- STATED GOAL -
Scan the lines below; pull out those with "images".

- INPUT -
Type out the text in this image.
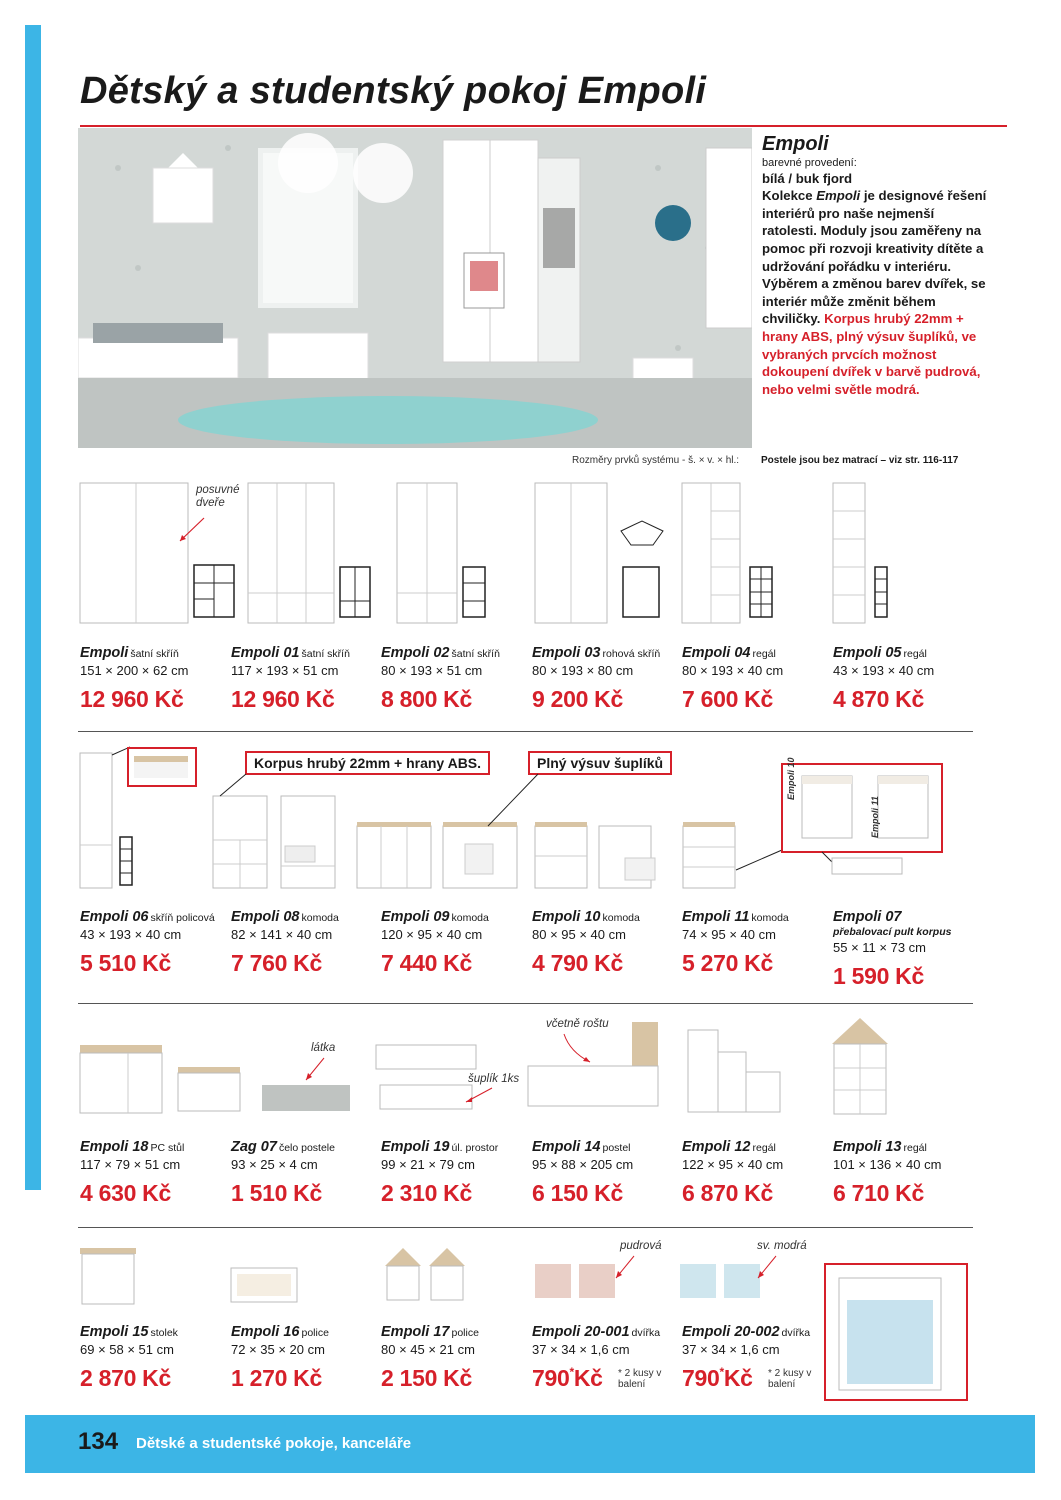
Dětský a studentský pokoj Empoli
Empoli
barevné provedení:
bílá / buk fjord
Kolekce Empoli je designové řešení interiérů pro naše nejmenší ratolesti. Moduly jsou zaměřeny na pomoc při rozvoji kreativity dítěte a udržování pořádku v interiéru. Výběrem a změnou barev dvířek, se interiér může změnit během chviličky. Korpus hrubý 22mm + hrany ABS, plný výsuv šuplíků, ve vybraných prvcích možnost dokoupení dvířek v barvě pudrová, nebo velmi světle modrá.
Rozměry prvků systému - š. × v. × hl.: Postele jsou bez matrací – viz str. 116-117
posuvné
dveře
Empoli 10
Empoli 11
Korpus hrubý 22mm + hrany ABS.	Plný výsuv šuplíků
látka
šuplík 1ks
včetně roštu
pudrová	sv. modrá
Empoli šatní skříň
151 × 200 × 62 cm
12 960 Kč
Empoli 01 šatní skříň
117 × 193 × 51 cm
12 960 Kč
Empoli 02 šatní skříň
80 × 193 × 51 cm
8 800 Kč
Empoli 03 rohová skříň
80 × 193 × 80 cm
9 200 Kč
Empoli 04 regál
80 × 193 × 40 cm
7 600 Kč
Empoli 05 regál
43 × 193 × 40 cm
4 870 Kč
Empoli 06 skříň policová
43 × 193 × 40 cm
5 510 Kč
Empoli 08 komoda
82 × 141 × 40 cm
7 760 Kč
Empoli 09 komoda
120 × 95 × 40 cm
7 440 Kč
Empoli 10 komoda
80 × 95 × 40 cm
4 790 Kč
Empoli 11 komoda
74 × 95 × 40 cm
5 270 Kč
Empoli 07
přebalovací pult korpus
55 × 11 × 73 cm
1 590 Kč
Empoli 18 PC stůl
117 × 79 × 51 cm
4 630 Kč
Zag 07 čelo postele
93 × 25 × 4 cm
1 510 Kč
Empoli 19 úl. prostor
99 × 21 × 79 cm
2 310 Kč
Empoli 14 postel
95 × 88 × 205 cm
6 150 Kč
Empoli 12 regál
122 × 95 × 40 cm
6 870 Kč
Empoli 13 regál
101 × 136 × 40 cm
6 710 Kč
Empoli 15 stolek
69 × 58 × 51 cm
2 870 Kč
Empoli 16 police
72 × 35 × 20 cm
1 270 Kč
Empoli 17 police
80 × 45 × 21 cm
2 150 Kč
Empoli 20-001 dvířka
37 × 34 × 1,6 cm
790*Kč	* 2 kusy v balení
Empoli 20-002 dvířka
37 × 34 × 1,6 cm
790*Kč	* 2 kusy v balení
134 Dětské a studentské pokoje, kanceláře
--
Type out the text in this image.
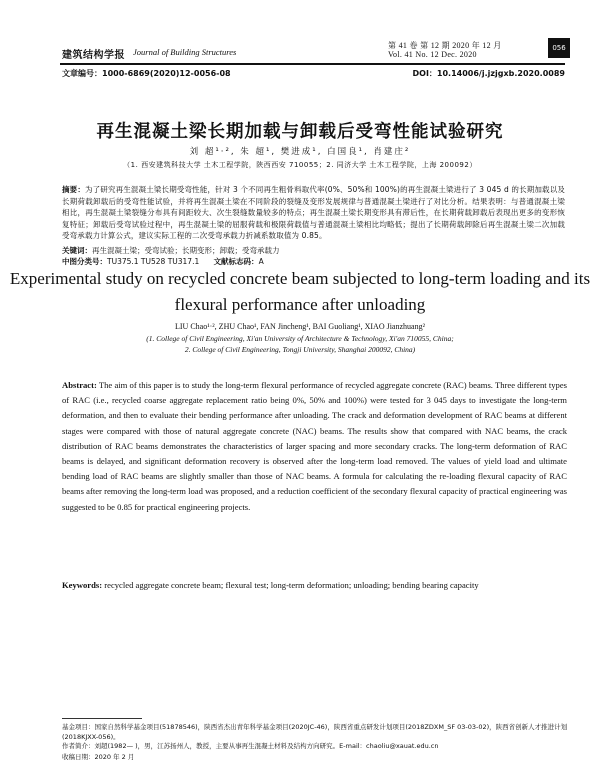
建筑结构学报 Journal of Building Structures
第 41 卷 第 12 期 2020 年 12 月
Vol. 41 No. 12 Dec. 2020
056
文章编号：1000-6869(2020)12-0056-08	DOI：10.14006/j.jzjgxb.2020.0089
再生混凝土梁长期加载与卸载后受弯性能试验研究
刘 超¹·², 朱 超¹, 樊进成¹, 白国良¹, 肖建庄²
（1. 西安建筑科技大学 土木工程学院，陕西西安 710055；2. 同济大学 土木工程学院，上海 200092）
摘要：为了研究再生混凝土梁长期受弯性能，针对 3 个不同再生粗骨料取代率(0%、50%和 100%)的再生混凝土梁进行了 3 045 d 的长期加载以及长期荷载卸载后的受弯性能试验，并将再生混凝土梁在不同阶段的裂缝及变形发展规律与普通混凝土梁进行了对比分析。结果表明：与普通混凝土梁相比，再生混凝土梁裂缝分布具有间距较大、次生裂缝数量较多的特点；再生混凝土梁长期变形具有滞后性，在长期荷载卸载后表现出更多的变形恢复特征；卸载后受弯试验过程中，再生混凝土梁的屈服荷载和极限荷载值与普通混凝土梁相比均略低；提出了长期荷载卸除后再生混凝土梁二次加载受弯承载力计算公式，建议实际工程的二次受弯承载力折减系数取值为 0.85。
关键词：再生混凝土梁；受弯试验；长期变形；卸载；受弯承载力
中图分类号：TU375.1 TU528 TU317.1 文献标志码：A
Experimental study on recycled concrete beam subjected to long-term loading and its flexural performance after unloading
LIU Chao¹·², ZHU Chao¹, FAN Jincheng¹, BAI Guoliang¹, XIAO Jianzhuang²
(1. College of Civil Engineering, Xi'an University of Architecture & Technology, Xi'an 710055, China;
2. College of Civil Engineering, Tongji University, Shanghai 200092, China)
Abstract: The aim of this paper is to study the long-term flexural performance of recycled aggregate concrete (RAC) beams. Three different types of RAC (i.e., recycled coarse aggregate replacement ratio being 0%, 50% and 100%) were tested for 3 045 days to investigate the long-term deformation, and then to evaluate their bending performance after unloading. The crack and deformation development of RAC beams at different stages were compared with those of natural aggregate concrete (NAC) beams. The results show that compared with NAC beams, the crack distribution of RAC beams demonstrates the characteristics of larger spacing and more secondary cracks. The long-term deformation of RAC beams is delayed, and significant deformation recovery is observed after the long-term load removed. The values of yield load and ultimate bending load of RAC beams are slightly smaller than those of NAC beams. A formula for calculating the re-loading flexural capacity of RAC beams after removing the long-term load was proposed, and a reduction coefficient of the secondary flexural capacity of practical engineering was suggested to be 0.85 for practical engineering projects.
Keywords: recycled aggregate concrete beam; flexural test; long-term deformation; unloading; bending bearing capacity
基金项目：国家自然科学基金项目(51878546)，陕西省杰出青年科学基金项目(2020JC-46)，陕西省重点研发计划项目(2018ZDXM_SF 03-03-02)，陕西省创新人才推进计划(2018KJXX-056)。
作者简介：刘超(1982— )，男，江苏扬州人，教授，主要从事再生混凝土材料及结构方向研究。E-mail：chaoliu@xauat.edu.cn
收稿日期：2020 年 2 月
==
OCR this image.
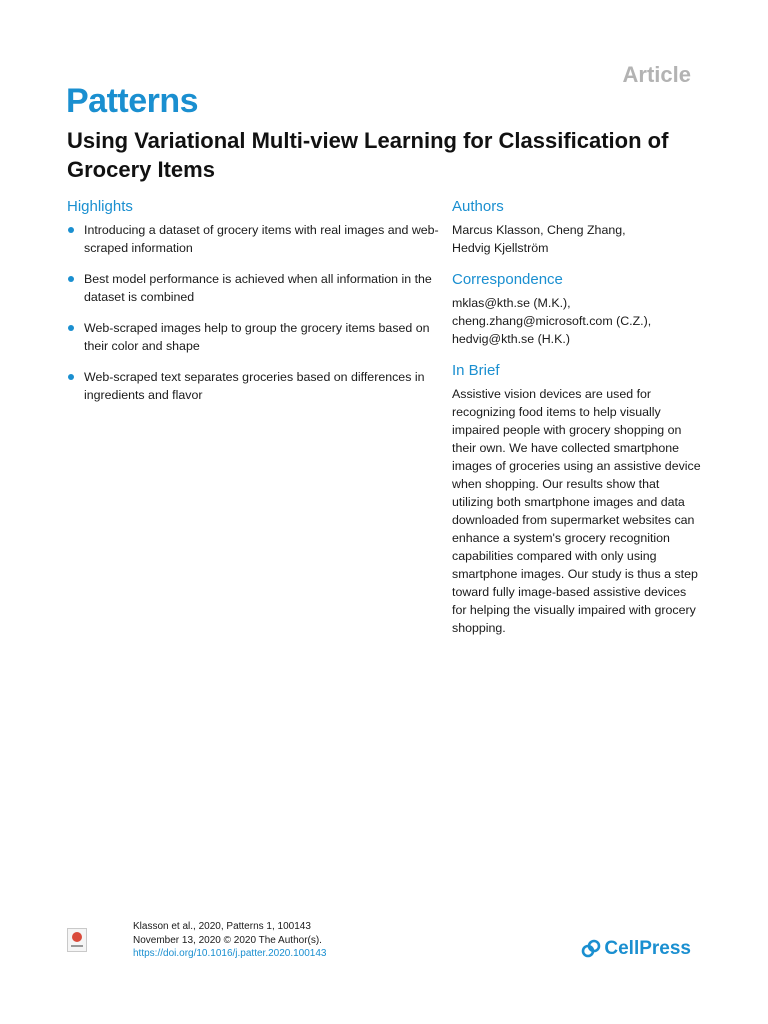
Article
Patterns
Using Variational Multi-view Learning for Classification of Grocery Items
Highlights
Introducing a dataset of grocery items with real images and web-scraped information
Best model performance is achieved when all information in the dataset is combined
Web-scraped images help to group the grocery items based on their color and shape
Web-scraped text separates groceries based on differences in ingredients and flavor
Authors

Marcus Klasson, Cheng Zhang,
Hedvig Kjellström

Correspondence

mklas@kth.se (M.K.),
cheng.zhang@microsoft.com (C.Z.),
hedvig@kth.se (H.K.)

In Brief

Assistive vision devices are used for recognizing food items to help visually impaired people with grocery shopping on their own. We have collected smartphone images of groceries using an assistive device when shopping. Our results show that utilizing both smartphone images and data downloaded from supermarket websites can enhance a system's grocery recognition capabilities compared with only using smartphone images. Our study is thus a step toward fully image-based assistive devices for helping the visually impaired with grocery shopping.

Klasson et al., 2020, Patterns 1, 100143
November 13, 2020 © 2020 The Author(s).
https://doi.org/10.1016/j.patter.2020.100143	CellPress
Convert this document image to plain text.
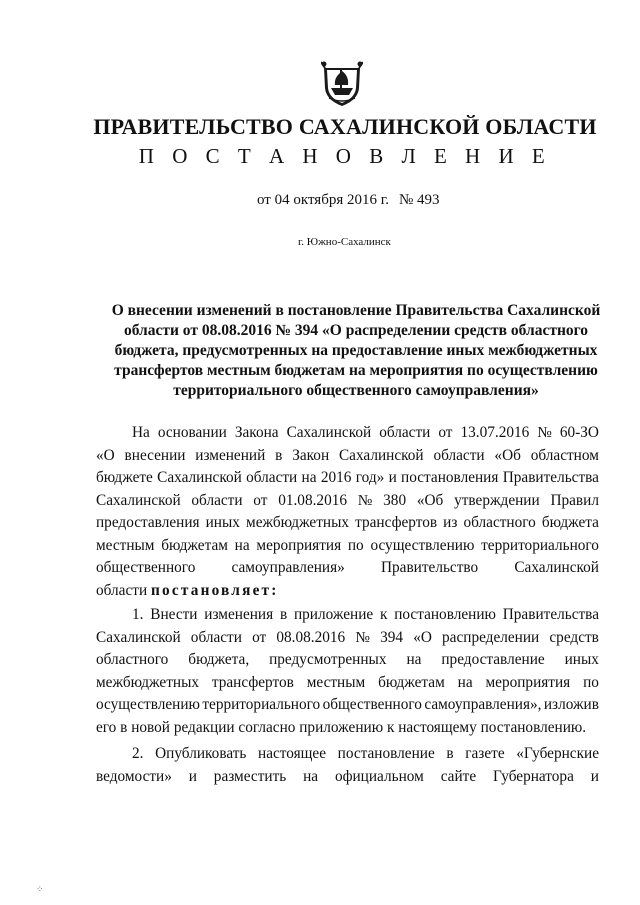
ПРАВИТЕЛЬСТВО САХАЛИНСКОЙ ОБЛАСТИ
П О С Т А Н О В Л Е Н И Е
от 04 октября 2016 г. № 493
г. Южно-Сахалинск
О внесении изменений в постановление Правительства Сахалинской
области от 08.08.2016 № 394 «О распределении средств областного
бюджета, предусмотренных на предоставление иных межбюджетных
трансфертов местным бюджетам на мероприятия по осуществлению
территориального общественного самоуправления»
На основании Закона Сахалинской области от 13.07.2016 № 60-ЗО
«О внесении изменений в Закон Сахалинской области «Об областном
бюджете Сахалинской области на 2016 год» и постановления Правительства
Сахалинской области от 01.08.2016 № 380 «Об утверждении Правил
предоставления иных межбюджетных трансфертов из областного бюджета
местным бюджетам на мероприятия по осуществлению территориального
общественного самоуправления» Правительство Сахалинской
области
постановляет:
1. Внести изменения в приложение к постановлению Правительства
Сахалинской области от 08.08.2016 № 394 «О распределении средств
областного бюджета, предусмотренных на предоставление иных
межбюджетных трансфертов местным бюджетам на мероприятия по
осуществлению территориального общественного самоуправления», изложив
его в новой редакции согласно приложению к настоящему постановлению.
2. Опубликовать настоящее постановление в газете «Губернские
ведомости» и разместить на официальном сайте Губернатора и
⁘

- ANSWER TO THE TASK -
Introducing a dataset of grocery items with real images and web-scraped information
Web-scraped images help to group the grocery items based on their color and shape
Assistive vision devices are used for recognizing food items to help visually impaired people with grocery shopping on their own. We have collected smartphone images of groceries using an assistive device when shopping. Our results show that utilizing both smartphone images and data downloaded from supermarket websites can enhance a system's grocery recognition capabilities compared with only using smartphone images. Our study is thus a step toward fully image-based assistive devices for helping the visually impaired with grocery shopping.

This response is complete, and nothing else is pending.